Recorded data
# # #
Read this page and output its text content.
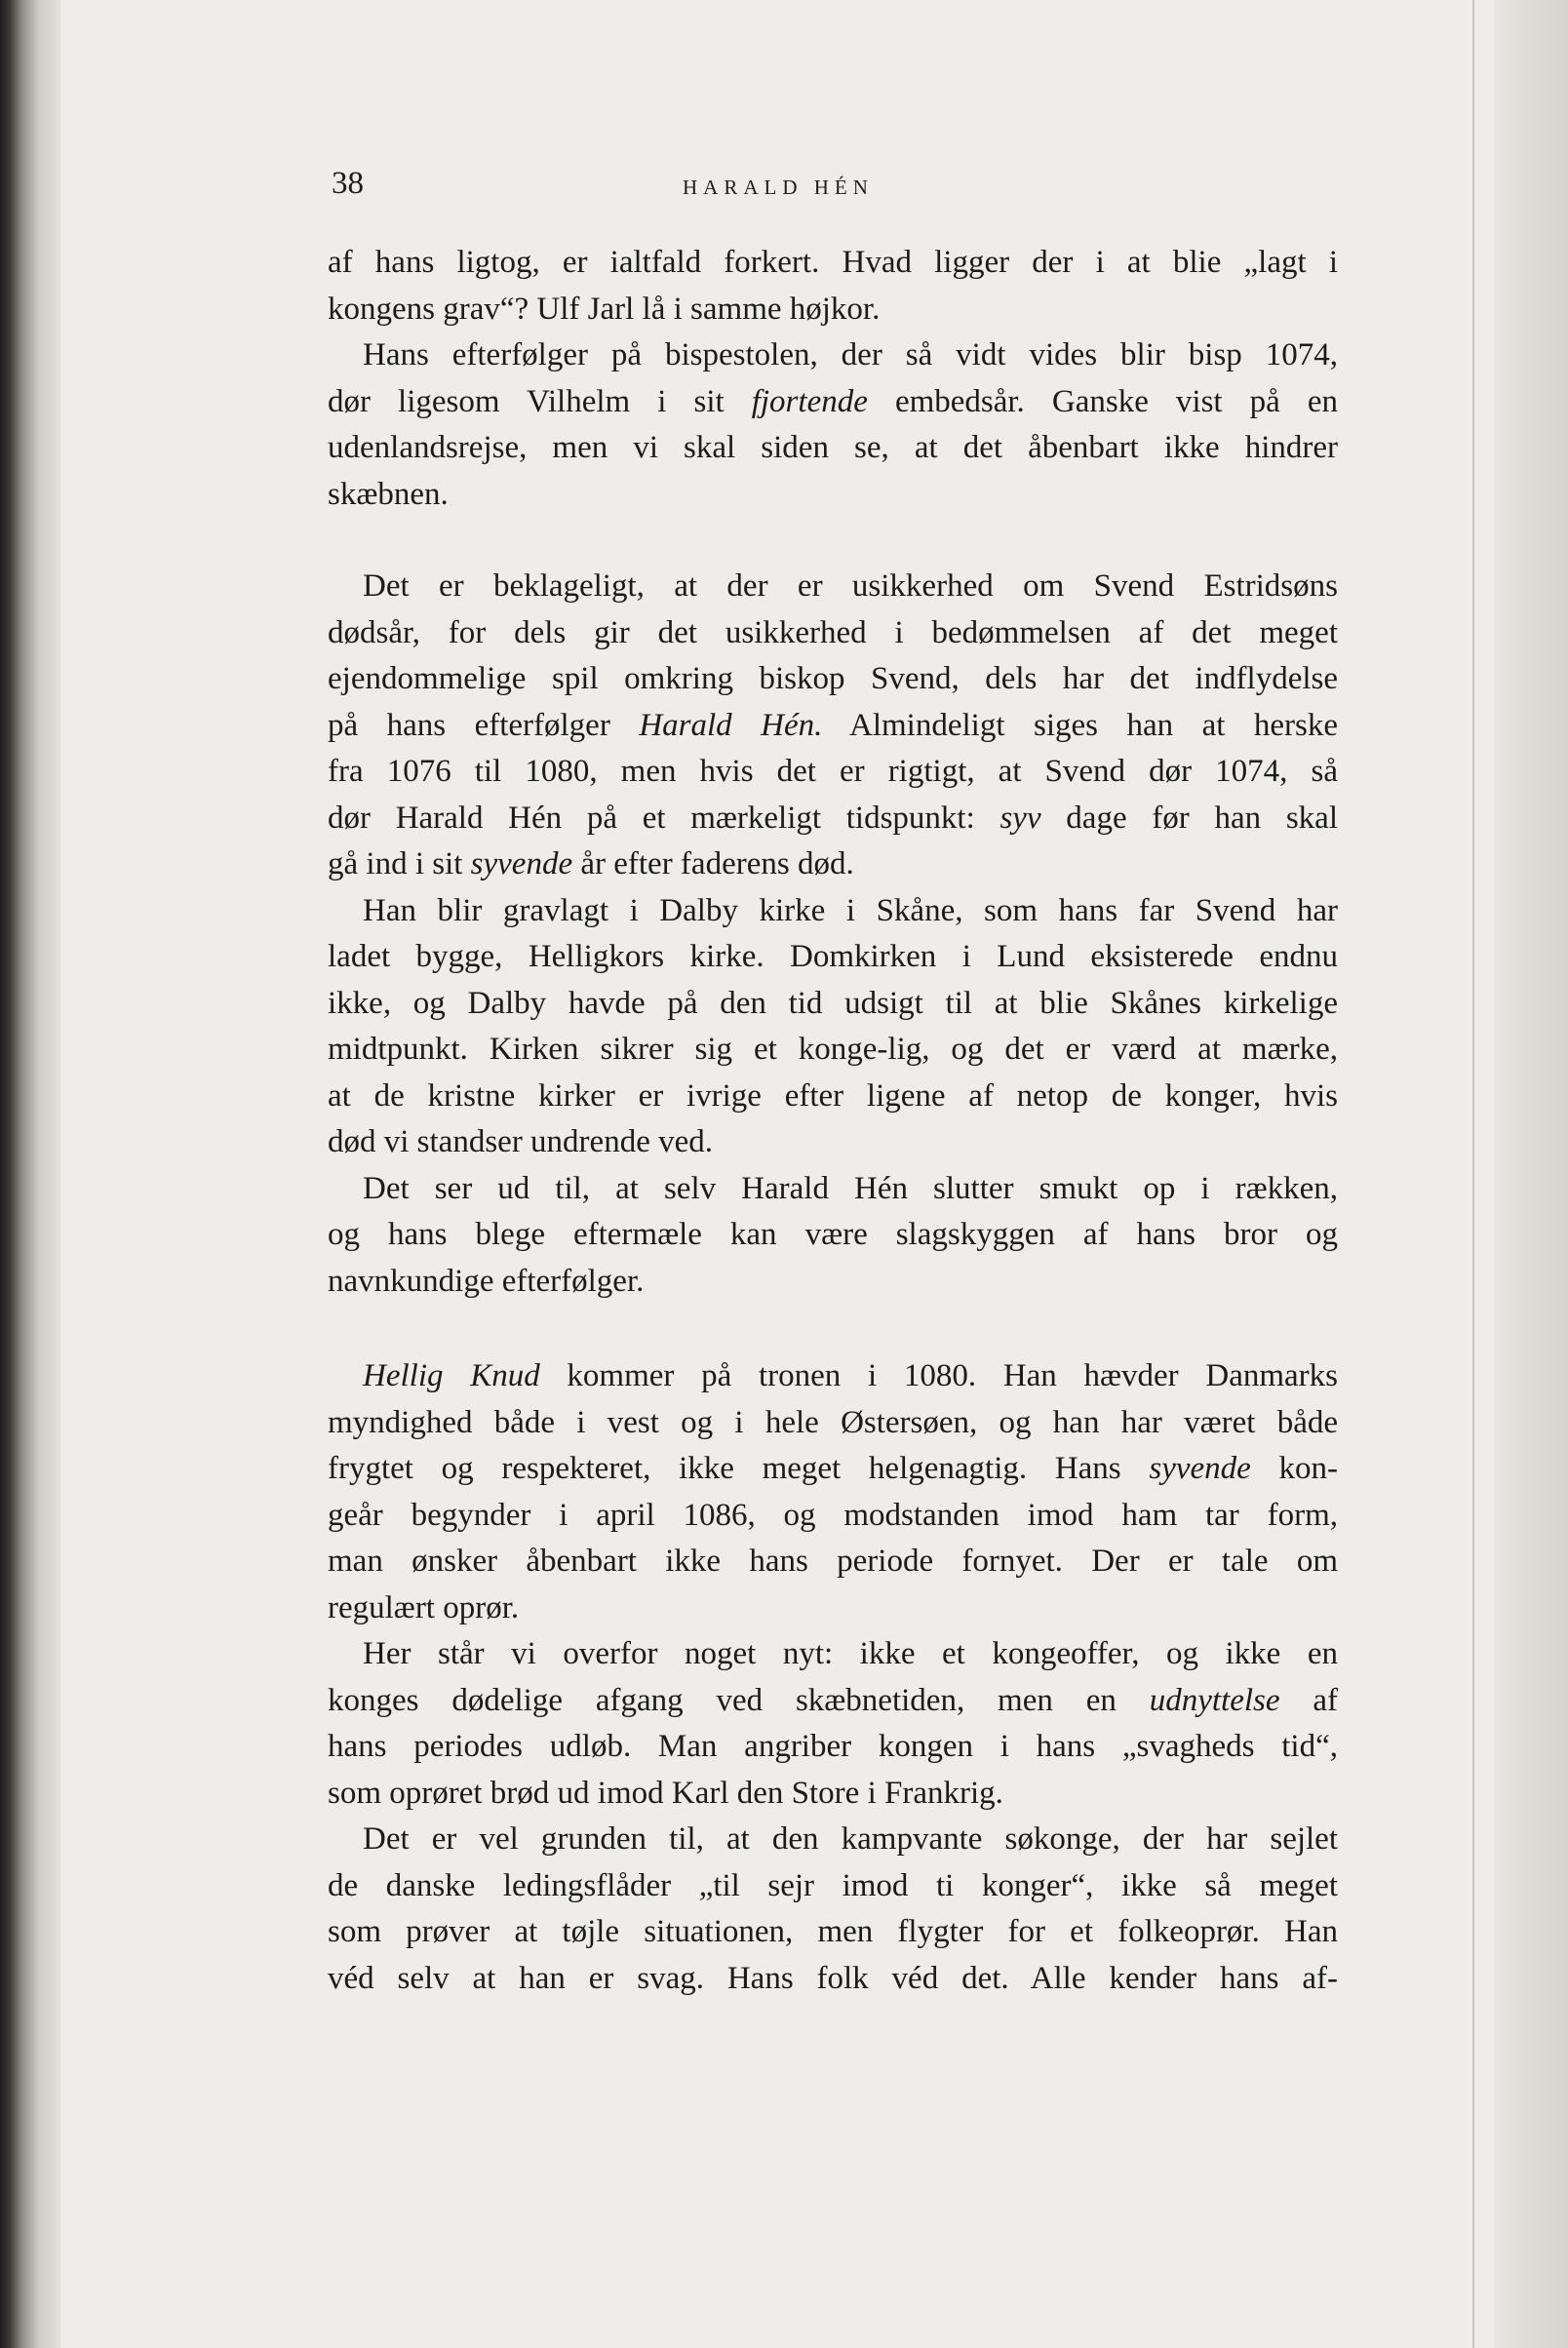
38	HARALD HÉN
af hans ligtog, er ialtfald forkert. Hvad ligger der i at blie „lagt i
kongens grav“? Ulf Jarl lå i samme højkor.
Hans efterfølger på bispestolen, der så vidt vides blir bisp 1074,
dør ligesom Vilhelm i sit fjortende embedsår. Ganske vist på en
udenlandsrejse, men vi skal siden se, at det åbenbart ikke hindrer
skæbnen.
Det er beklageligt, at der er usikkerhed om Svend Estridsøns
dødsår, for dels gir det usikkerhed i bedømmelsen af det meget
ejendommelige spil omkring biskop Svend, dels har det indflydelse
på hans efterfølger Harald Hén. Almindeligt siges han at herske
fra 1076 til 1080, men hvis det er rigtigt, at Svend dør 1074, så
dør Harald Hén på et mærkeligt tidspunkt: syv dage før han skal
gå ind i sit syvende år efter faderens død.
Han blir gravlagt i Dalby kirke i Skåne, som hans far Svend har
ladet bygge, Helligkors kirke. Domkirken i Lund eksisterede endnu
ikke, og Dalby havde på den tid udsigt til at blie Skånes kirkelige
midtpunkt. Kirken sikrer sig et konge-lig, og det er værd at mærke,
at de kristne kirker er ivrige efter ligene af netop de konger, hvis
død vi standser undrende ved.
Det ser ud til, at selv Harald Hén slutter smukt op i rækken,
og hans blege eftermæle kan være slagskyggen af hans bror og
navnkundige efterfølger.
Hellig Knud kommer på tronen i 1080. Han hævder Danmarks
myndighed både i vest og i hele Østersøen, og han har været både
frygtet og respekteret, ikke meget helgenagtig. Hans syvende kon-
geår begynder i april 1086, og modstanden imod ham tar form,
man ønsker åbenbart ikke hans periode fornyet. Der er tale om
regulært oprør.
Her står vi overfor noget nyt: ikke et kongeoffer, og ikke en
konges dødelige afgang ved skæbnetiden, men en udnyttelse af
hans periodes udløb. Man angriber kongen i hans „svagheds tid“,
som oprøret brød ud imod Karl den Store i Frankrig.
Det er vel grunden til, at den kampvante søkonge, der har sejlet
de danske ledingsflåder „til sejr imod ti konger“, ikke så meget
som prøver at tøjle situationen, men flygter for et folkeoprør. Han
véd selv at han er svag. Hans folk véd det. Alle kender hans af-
# # #
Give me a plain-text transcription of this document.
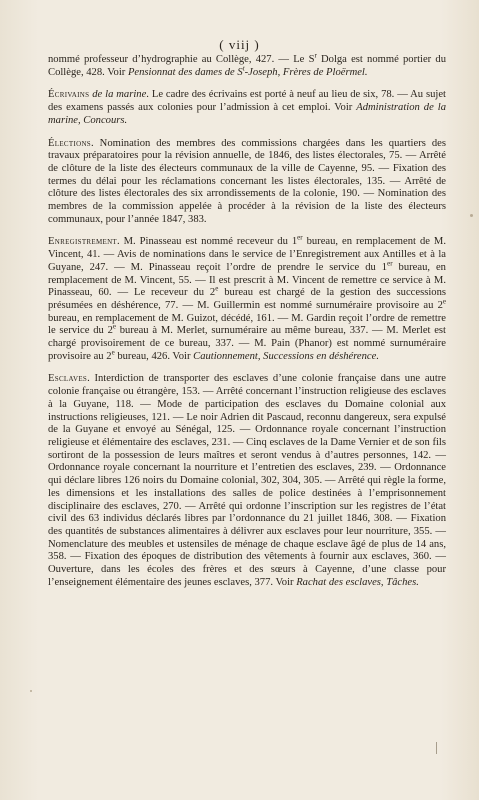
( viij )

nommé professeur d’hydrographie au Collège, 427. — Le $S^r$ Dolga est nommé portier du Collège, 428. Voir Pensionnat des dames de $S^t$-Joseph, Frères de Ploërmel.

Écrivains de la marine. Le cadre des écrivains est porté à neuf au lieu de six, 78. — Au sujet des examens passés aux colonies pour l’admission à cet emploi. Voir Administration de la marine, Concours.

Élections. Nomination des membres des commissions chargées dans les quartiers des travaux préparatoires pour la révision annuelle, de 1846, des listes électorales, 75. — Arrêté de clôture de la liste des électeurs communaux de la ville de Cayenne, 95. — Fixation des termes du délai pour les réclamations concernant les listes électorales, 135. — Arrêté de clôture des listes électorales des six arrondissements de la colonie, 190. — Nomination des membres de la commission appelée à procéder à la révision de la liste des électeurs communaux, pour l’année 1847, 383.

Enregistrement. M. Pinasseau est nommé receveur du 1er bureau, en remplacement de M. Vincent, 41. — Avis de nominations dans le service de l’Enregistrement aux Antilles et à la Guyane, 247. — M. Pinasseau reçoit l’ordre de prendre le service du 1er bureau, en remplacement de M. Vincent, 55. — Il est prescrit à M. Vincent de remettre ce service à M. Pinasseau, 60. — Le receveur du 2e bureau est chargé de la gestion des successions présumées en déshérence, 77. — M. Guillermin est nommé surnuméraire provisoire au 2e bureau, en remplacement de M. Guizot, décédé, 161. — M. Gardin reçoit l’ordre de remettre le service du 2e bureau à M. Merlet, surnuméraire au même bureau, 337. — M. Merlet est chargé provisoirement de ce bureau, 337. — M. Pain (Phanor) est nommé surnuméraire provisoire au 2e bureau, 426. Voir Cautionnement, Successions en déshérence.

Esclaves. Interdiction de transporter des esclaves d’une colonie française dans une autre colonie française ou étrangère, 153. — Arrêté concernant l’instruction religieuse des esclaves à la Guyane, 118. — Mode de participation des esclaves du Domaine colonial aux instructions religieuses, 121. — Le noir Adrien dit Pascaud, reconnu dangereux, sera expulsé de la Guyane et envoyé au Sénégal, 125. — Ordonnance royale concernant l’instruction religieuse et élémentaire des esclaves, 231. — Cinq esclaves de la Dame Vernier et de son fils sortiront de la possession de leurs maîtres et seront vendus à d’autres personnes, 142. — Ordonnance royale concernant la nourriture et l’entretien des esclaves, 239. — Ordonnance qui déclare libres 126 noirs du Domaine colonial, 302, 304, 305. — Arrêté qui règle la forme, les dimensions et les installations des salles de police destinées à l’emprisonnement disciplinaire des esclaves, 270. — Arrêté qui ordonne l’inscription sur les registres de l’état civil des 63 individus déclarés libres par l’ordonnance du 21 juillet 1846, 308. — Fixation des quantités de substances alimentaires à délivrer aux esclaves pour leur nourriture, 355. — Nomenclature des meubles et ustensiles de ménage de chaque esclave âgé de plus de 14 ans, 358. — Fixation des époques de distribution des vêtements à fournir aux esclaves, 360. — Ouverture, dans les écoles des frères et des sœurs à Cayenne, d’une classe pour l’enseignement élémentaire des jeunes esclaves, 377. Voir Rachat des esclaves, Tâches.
# # #
** EXERCISE BRIEF **
Find the lines that include the string "usikkerhed", then copy each of them.

** OUTPUT BELOW **
Det er beklageligt, at der er usikkerhed om Svend Estridsøns
dødsår, for dels gir det usikkerhed i bedømmelsen af det meget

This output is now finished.